--- Start Information shown ---

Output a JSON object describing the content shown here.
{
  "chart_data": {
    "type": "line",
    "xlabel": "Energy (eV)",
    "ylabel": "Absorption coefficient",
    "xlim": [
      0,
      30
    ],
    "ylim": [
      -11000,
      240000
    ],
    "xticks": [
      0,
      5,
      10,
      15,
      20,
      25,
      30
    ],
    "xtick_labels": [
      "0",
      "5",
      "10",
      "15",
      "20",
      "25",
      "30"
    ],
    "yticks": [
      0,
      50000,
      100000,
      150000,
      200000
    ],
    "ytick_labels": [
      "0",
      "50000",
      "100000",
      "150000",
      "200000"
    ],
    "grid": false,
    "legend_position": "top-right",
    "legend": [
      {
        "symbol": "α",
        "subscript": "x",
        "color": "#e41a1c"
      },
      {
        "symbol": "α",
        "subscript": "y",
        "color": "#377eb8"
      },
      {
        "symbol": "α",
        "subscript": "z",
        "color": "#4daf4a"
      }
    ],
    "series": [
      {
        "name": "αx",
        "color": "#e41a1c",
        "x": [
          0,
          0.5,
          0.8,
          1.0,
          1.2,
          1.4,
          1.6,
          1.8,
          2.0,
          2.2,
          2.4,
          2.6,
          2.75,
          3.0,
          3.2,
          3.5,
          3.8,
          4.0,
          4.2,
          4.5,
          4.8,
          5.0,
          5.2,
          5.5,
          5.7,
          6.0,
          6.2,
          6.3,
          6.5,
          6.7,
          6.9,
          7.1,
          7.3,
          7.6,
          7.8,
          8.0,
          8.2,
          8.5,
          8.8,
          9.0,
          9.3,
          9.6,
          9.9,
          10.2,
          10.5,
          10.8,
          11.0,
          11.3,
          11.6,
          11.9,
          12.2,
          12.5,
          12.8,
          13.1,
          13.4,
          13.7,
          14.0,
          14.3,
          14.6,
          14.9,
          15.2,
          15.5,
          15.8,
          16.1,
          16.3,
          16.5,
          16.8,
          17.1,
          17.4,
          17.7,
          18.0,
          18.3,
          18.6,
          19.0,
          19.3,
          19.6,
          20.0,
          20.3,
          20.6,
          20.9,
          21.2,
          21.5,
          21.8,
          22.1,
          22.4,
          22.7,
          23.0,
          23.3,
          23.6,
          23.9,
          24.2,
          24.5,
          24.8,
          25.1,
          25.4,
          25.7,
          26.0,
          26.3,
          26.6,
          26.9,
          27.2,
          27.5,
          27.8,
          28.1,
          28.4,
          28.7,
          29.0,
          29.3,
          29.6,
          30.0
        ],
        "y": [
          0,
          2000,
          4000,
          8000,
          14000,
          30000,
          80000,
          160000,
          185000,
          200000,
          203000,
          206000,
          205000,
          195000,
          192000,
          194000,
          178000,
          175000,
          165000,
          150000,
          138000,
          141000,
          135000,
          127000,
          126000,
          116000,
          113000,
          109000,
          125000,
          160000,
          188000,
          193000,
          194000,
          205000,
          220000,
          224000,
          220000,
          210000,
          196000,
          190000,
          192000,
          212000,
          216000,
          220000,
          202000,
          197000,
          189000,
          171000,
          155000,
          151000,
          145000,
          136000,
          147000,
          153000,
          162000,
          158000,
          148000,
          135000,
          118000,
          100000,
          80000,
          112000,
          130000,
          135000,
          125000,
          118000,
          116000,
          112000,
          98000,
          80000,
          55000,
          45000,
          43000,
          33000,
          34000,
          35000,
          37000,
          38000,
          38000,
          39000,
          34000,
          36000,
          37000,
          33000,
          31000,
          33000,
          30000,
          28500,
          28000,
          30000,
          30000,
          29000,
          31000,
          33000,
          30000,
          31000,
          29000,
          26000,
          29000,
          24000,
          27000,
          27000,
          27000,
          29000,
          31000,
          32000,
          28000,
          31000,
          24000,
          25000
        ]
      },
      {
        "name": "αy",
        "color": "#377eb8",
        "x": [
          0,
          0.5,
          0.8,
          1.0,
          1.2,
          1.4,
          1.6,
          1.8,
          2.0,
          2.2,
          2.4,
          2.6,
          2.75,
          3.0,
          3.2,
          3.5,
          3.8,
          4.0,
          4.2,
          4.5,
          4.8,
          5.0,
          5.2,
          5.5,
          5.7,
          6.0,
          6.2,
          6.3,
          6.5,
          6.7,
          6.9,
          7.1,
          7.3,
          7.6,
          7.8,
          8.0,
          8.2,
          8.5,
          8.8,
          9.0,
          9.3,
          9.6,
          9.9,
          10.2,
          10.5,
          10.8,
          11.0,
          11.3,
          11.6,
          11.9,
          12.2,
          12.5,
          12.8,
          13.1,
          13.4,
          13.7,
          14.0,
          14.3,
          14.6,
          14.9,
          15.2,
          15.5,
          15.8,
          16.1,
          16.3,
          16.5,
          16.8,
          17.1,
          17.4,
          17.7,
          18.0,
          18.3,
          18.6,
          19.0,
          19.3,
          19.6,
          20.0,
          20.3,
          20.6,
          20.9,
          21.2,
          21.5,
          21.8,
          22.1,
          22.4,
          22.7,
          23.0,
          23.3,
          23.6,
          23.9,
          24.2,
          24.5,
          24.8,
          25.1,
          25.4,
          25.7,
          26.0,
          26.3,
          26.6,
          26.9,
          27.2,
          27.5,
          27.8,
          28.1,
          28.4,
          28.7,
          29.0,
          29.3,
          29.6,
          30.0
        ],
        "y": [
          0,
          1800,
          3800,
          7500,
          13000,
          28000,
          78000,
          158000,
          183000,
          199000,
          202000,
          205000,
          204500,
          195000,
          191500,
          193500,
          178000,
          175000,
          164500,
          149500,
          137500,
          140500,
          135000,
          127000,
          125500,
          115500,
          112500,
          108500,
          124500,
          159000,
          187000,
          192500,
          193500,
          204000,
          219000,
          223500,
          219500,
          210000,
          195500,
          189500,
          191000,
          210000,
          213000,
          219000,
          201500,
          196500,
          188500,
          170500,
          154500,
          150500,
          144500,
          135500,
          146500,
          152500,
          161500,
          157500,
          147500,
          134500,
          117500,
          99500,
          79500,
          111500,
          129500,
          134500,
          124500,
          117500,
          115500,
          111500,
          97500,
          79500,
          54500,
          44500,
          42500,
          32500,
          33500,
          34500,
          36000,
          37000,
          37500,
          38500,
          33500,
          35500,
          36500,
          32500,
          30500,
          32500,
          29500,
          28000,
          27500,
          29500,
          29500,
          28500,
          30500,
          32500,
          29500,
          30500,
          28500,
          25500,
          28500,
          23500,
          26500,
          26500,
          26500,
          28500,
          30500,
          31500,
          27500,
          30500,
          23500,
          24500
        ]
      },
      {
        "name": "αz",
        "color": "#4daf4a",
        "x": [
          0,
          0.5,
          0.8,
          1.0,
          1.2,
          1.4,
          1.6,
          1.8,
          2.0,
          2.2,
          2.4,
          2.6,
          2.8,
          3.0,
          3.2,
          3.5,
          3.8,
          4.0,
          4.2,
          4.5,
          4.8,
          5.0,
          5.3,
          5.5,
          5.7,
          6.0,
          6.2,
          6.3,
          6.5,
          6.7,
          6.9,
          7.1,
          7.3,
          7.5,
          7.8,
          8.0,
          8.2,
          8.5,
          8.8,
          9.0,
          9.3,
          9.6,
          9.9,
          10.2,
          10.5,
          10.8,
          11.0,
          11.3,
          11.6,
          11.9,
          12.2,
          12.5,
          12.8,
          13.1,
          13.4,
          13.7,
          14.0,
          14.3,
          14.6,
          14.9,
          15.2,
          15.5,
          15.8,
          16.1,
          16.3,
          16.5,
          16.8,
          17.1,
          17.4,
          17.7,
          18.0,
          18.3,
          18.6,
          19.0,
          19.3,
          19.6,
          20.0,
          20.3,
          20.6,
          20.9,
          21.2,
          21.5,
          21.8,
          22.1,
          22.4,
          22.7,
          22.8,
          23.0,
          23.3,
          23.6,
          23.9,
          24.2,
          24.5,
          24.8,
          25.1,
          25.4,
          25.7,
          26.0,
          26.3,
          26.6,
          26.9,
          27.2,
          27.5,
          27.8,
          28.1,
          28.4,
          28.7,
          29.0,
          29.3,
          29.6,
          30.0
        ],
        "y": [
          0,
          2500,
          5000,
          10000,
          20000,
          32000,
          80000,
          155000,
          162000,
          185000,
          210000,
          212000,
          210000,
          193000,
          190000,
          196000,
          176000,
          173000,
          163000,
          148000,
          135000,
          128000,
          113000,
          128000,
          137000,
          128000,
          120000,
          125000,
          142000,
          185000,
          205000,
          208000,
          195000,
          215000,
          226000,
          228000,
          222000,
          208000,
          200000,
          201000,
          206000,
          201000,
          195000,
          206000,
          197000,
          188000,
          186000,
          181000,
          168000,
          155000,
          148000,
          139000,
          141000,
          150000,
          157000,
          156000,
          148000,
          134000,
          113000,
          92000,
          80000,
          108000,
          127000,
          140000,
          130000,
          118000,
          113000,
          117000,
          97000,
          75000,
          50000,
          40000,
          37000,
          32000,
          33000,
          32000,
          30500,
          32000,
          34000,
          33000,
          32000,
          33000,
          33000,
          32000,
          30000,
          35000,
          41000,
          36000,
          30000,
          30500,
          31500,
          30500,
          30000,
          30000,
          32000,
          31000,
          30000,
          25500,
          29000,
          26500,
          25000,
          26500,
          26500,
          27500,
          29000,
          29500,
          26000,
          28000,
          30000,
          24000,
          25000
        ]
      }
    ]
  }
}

--- End Information shown ---

> [Exercise prompt]: Copy every single line of the material above that holds "subscript".

> [Completed exercise]:
        "subscript": "x",
        "subscript": "y",
        "subscript": "z",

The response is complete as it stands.